## Required task
From the records, pick out and copy each line containing "dụng".

(Items from a data source)
----------------------------------------

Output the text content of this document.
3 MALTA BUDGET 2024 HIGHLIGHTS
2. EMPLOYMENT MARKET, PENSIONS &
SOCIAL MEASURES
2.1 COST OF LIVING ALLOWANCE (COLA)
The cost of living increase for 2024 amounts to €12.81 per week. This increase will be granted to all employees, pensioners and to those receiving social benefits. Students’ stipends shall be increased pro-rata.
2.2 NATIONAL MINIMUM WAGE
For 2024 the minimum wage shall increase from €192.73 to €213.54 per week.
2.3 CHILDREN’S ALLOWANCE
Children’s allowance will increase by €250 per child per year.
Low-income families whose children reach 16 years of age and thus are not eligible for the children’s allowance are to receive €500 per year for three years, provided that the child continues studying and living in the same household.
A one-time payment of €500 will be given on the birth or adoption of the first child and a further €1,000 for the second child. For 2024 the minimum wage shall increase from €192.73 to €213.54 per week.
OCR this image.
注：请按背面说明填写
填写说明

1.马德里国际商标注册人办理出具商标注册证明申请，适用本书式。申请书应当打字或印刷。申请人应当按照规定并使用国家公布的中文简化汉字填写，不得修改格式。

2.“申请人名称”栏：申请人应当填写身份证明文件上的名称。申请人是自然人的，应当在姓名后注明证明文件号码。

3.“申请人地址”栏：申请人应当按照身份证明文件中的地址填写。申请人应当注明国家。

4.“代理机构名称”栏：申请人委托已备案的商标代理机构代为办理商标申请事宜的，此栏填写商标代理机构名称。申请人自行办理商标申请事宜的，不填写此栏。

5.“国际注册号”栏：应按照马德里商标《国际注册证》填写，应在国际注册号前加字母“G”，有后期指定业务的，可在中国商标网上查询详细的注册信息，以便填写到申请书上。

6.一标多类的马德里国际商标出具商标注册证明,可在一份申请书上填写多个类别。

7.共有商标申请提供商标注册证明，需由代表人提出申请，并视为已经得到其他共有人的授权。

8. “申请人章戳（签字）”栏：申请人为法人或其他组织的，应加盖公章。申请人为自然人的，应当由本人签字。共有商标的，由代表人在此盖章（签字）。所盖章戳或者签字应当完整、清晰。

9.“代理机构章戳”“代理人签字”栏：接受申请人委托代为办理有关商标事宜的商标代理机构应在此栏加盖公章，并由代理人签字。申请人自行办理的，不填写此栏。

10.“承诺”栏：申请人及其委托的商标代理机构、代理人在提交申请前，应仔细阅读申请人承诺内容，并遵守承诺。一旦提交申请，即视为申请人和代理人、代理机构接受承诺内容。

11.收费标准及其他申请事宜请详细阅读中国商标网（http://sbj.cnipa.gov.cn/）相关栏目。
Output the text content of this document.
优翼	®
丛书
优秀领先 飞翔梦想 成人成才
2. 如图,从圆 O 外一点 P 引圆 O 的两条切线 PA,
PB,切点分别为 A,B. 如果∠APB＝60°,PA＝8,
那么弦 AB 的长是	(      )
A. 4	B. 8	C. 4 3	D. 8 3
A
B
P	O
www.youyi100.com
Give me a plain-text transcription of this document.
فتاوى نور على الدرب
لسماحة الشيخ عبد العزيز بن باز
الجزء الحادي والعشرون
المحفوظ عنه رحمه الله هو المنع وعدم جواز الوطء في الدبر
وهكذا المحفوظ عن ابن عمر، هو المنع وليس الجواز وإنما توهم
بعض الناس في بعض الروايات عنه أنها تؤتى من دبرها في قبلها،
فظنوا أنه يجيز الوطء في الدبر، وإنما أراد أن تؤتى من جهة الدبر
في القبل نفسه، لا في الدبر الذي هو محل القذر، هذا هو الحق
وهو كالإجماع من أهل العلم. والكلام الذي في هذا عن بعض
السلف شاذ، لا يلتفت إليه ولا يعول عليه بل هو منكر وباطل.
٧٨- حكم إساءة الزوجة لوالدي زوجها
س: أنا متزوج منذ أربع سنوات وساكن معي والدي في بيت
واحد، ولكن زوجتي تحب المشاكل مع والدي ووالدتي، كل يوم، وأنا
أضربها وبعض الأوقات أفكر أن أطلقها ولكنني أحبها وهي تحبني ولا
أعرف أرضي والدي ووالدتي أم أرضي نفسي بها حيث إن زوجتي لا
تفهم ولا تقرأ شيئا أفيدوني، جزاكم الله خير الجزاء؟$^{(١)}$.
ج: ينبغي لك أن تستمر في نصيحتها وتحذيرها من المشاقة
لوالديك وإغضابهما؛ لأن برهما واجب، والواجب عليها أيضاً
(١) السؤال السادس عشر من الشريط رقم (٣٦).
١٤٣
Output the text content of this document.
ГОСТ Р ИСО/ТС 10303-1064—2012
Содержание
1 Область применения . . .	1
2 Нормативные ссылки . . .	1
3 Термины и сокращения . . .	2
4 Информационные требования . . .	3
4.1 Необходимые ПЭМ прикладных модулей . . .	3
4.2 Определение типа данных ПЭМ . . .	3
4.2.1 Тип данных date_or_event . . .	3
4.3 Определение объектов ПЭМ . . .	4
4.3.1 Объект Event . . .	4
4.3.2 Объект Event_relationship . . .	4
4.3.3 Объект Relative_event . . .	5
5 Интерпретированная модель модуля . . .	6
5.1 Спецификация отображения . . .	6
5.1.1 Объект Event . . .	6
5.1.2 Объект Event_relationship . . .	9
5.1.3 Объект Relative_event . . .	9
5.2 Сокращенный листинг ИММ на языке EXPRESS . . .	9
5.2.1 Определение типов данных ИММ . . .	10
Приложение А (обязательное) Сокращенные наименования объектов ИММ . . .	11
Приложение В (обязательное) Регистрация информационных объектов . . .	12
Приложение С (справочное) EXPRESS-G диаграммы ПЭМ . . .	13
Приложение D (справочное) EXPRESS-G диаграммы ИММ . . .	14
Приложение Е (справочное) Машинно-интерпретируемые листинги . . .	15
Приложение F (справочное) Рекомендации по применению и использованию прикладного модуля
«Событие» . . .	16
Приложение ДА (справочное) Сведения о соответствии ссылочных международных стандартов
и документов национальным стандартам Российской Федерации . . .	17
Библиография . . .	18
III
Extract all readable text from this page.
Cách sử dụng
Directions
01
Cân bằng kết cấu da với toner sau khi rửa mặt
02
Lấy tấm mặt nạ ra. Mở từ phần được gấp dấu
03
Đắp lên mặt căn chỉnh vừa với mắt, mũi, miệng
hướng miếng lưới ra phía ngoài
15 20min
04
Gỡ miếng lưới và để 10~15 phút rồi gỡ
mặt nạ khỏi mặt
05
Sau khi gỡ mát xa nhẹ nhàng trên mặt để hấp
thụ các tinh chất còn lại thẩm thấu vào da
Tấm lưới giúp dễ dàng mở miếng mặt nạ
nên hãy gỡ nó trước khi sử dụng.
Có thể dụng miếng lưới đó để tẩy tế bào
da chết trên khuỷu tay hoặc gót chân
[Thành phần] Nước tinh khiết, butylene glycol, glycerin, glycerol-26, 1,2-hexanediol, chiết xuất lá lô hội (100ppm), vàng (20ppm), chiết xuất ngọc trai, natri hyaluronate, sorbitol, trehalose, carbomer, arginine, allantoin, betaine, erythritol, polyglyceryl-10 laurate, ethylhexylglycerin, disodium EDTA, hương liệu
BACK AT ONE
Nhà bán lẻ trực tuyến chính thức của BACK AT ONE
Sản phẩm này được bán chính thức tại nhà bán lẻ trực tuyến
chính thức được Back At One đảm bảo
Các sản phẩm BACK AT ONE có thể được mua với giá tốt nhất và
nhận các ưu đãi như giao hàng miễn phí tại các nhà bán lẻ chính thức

----------------------------------------

## Result for this task
Cách sử dụng
nên hãy gỡ nó trước khi sử dụng.
Có thể dụng miếng lưới đó để tẩy tế bào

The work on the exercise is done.